### Short exercise
Restate the listing below word for word, omitting any images.

== == ==

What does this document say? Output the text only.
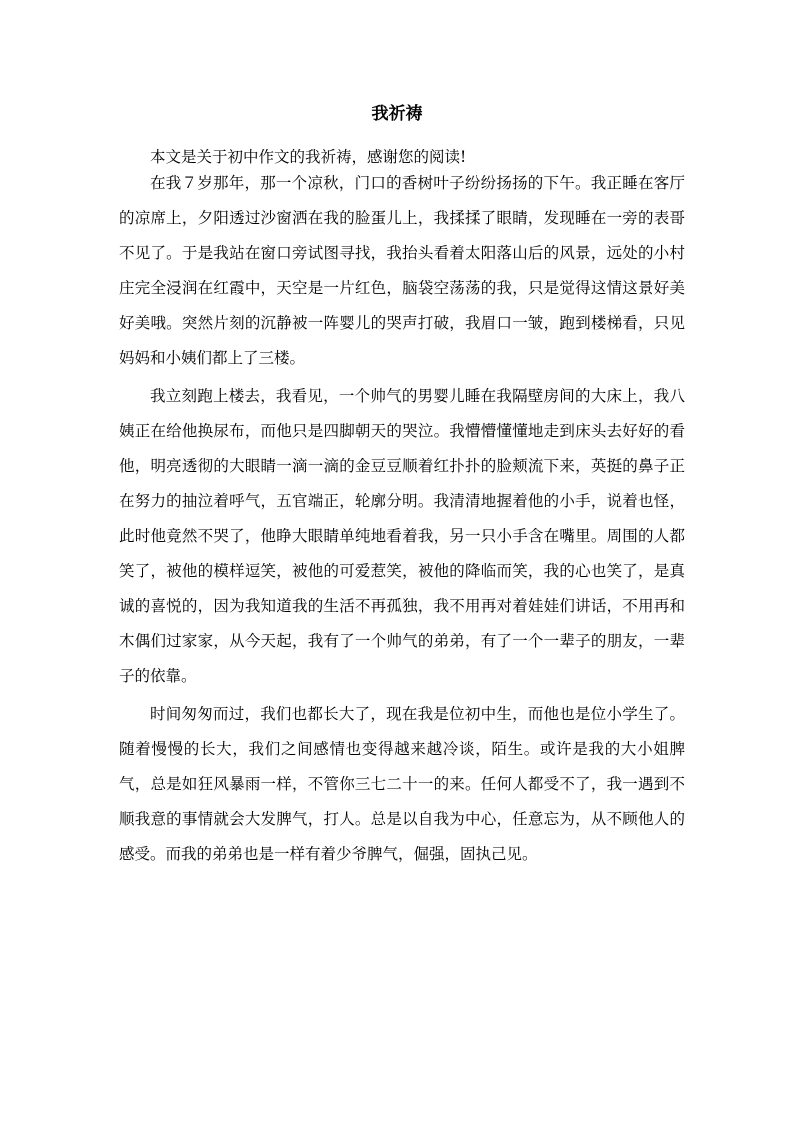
我祈祷
本文是关于初中作文的我祈祷，感谢您的阅读!

在我７岁那年，那一个凉秋，门口的香树叶子纷纷扬扬的下午。我正睡在客厅的凉席上，夕阳透过沙窗洒在我的脸蛋儿上，我揉揉了眼睛，发现睡在一旁的表哥不见了。于是我站在窗口旁试图寻找，我抬头看着太阳落山后的风景，远处的小村庄完全浸润在红霞中，天空是一片红色，脑袋空荡荡的我，只是觉得这情这景好美好美哦。突然片刻的沉静被一阵婴儿的哭声打破，我眉口一皱，跑到楼梯看，只见妈妈和小姨们都上了三楼。

我立刻跑上楼去，我看见，一个帅气的男婴儿睡在我隔壁房间的大床上，我八姨正在给他换尿布，而他只是四脚朝天的哭泣。我懵懵懂懂地走到床头去好好的看他，明亮透彻的大眼睛一滴一滴的金豆豆顺着红扑扑的脸颊流下来，英挺的鼻子正在努力的抽泣着呼气，五官端正，轮廓分明。我清清地握着他的小手，说着也怪，此时他竟然不哭了，他睁大眼睛单纯地看着我，另一只小手含在嘴里。周围的人都笑了，被他的模样逗笑，被他的可爱惹笑，被他的降临而笑，我的心也笑了，是真诚的喜悦的，因为我知道我的生活不再孤独，我不用再对着娃娃们讲话，不用再和木偶们过家家，从今天起，我有了一个帅气的弟弟，有了一个一辈子的朋友，一辈子的依靠。

时间匆匆而过，我们也都长大了，现在我是位初中生，而他也是位小学生了。随着慢慢的长大，我们之间感情也变得越来越冷谈，陌生。或许是我的大小姐脾气，总是如狂风暴雨一样，不管你三七二十一的来。任何人都受不了，我一遇到不顺我意的事情就会大发脾气，打人。总是以自我为中心，任意忘为，从不顾他人的感受。而我的弟弟也是一样有着少爷脾气，倔强，固执己见。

== == ==

### Solution to this task
What does this document say? Output the text only.
我祈祷
本文是关于初中作文的我祈祷，感谢您的阅读!

在我７岁那年，那一个凉秋，门口的香树叶子纷纷扬扬的下午。我正睡在客厅的凉席上，夕阳透过沙窗洒在我的脸蛋儿上，我揉揉了眼睛，发现睡在一旁的表哥不见了。于是我站在窗口旁试图寻找，我抬头看着太阳落山后的风景，远处的小村庄完全浸润在红霞中，天空是一片红色，脑袋空荡荡的我，只是觉得这情这景好美好美哦。突然片刻的沉静被一阵婴儿的哭声打破，我眉口一皱，跑到楼梯看，只见妈妈和小姨们都上了三楼。

我立刻跑上楼去，我看见，一个帅气的男婴儿睡在我隔壁房间的大床上，我八姨正在给他换尿布，而他只是四脚朝天的哭泣。我懵懵懂懂地走到床头去好好的看他，明亮透彻的大眼睛一滴一滴的金豆豆顺着红扑扑的脸颊流下来，英挺的鼻子正在努力的抽泣着呼气，五官端正，轮廓分明。我清清地握着他的小手，说着也怪，此时他竟然不哭了，他睁大眼睛单纯地看着我，另一只小手含在嘴里。周围的人都笑了，被他的模样逗笑，被他的可爱惹笑，被他的降临而笑，我的心也笑了，是真诚的喜悦的，因为我知道我的生活不再孤独，我不用再对着娃娃们讲话，不用再和木偶们过家家，从今天起，我有了一个帅气的弟弟，有了一个一辈子的朋友，一辈子的依靠。

时间匆匆而过，我们也都长大了，现在我是位初中生，而他也是位小学生了。随着慢慢的长大，我们之间感情也变得越来越冷谈，陌生。或许是我的大小姐脾气，总是如狂风暴雨一样，不管你三七二十一的来。任何人都受不了，我一遇到不顺我意的事情就会大发脾气，打人。总是以自我为中心，任意忘为，从不顾他人的感受。而我的弟弟也是一样有着少爷脾气，倔强，固执己见。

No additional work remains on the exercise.